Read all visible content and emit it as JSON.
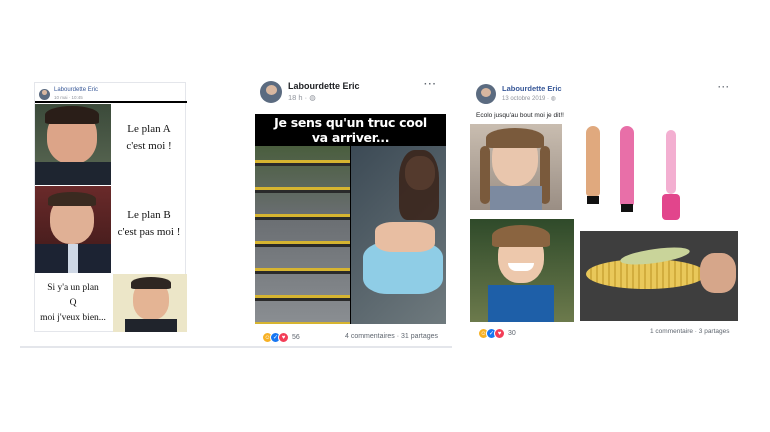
{
  "posts": [
    {
      "author": "Labourdette Eric",
      "time": "10 mai · 10:45",
      "panels": [
        "Le plan A\nc'est moi !",
        "Le plan B\nc'est pas moi !",
        "Si y'a un plan\nQ\nmoi j'veux bien..."
      ]
    },
    {
      "author": "Labourdette Eric",
      "time": "18 h ·",
      "meme_text": "Je sens qu'un truc cool\nva arriver...",
      "reaction_count": "56",
      "comments": "4 commentaires",
      "shares": "31 partages"
    },
    {
      "author": "Labourdette Eric",
      "time": "13 octobre 2019 ·",
      "text": "Ecolo jusqu'au bout moi je dit!!",
      "reaction_count": "30",
      "comments": "1 commentaire",
      "shares": "3 partages"
    }
  ],
  "colors": {
    "name": "#385898",
    "like": "#1877f2",
    "haha": "#f7b125",
    "love": "#f33e58"
  }
}
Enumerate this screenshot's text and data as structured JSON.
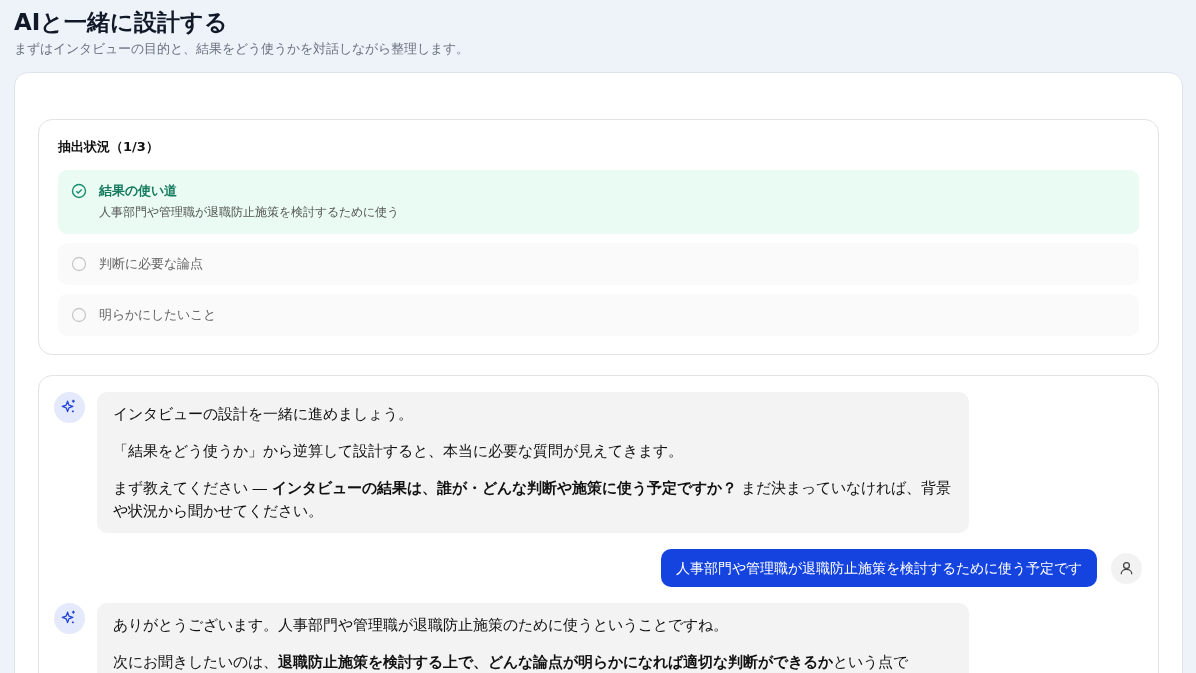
{
  "header": {
    "title": "AIと一緒に設計する",
    "subtitle": "まずはインタビューの目的と、結果をどう使うかを対話しながら整理します。"
  },
  "extraction": {
    "title": "抽出状況（1/3）",
    "items": [
      {
        "label": "結果の使い道",
        "done": true,
        "detail": "人事部門や管理職が退職防止施策を検討するために使う"
      },
      {
        "label": "判断に必要な論点",
        "done": false
      },
      {
        "label": "明らかにしたいこと",
        "done": false
      }
    ]
  },
  "messages": [
    {
      "kind": "ai",
      "paragraphs": [
        "インタビューの設計を一緒に進めましょう。",
        "「結果をどう使うか」から逆算して設計すると、本当に必要な質問が見えてきます。",
        "まず教えてください ― **インタビューの結果は、誰が・どんな判断や施策に使う予定ですか？** まだ決まっていなければ、背景や状況から聞かせてください。"
      ]
    },
    {
      "kind": "user",
      "paragraphs": [
        "人事部門や管理職が退職防止施策を検討するために使う予定です"
      ]
    },
    {
      "kind": "ai",
      "paragraphs": [
        "ありがとうございます。人事部門や管理職が退職防止施策のために使うということですね。",
        "次にお聞きしたいのは、**退職防止施策を検討する上で、どんな論点が明らかになれば適切な判断ができるか**という点で"
      ]
    }
  ]
}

Description of the task
Lines of the material that contain the word "comments" are to be gathered.

Response to this task
      "comments": "4 commentaires",
      "comments": "1 commentaire",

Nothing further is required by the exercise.